─── Materials provided ───

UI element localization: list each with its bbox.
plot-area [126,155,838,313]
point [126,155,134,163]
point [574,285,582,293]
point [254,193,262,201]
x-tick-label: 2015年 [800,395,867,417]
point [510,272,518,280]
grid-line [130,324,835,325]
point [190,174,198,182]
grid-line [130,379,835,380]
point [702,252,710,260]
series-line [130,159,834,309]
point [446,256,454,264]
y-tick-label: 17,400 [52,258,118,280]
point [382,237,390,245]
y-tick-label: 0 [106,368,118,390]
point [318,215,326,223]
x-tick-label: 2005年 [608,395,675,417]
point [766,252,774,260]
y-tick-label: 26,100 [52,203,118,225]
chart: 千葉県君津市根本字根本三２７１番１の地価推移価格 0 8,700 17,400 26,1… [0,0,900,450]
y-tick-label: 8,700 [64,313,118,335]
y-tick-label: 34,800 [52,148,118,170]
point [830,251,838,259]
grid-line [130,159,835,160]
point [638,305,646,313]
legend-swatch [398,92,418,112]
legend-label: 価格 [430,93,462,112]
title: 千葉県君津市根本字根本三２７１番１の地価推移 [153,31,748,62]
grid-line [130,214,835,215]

───

What needs to be done:
Rewrite the records starting at the first line and ending at the line that contains "point [446,256,454,264]", changing "grid-line" to "gridline" and leaving everything else as it is. Give back only those lines.

Reply to the task:
UI element localization: list each with its bbox.
plot-area [126,155,838,313]
point [126,155,134,163]
point [574,285,582,293]
point [254,193,262,201]
x-tick-label: 2015年 [800,395,867,417]
point [510,272,518,280]
gridline [130,324,835,325]
point [190,174,198,182]
gridline [130,379,835,380]
point [702,252,710,260]
series-line [130,159,834,309]
point [446,256,454,264]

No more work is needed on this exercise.